__WHAT THE TASK REQUIRES__:
Find out how many lines of the material contain the string "femora" and give only that figure.
====== DATA FOR THE TASK
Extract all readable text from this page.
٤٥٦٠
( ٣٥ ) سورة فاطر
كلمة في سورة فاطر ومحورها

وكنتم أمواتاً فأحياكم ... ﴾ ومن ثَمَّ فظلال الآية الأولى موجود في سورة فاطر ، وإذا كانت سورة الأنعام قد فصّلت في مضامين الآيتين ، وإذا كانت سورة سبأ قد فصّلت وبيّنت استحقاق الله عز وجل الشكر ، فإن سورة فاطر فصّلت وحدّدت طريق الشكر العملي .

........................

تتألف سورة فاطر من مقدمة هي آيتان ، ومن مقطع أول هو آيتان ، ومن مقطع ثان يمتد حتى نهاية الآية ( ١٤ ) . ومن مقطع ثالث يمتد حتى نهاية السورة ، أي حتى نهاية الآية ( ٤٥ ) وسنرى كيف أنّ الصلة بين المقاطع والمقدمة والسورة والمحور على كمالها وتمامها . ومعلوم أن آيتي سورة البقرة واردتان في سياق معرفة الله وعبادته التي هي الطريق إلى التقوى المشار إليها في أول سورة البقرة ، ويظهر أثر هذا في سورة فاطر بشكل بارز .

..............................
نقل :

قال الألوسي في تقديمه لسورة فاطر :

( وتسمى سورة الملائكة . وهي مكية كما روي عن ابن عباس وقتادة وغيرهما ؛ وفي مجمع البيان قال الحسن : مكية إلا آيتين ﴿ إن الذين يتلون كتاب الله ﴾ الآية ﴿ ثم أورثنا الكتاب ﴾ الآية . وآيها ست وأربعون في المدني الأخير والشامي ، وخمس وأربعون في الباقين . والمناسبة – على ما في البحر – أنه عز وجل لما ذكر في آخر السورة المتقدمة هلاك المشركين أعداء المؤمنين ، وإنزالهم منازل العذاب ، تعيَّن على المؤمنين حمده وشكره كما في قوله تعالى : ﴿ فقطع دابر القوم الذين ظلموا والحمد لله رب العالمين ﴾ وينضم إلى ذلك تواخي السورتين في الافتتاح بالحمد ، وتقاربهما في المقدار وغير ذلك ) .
============
====== DATA FOR THE TASK
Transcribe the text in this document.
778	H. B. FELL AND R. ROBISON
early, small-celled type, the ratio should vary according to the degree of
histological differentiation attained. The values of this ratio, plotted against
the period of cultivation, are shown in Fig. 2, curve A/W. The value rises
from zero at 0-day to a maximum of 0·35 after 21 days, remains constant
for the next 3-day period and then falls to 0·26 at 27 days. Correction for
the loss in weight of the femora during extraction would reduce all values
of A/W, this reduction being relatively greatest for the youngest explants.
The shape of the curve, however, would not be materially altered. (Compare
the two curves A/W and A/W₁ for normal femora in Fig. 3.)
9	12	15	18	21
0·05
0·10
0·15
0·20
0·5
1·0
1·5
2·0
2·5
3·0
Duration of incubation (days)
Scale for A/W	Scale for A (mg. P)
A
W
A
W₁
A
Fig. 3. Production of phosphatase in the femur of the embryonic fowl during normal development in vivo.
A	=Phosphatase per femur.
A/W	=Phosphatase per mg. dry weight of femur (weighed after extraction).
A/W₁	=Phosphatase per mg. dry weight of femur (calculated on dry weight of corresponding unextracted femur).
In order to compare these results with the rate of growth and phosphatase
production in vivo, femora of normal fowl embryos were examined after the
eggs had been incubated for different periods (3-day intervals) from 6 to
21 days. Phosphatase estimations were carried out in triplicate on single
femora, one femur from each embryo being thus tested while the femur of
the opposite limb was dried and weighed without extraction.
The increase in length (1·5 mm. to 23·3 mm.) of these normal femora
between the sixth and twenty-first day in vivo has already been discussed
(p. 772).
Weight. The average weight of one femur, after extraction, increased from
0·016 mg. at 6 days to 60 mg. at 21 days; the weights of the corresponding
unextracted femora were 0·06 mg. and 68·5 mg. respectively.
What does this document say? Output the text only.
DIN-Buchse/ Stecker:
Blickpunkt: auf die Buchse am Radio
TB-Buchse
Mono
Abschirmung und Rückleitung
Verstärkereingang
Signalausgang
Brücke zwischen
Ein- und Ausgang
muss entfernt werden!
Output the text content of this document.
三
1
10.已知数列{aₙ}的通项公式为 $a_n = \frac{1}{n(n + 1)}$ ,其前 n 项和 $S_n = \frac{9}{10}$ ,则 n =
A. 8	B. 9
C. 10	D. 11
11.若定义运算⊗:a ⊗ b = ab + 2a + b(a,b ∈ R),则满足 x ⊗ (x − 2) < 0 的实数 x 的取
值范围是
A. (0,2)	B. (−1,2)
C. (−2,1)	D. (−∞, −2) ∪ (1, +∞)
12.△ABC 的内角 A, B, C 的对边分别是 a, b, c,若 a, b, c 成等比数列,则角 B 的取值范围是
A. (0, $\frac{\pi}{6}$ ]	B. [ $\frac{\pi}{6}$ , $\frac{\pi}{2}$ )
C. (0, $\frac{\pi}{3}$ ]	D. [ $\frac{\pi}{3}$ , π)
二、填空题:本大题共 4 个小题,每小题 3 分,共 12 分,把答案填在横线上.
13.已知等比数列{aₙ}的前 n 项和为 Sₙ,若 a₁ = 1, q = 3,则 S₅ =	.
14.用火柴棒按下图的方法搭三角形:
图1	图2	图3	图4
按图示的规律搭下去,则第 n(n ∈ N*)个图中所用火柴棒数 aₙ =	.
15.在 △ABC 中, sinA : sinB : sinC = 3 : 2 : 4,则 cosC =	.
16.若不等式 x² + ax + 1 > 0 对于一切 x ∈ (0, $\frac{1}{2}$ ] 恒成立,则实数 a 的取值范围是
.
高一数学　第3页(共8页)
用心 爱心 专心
============
__RESPONSE FOR THIS EXERCISE__:
6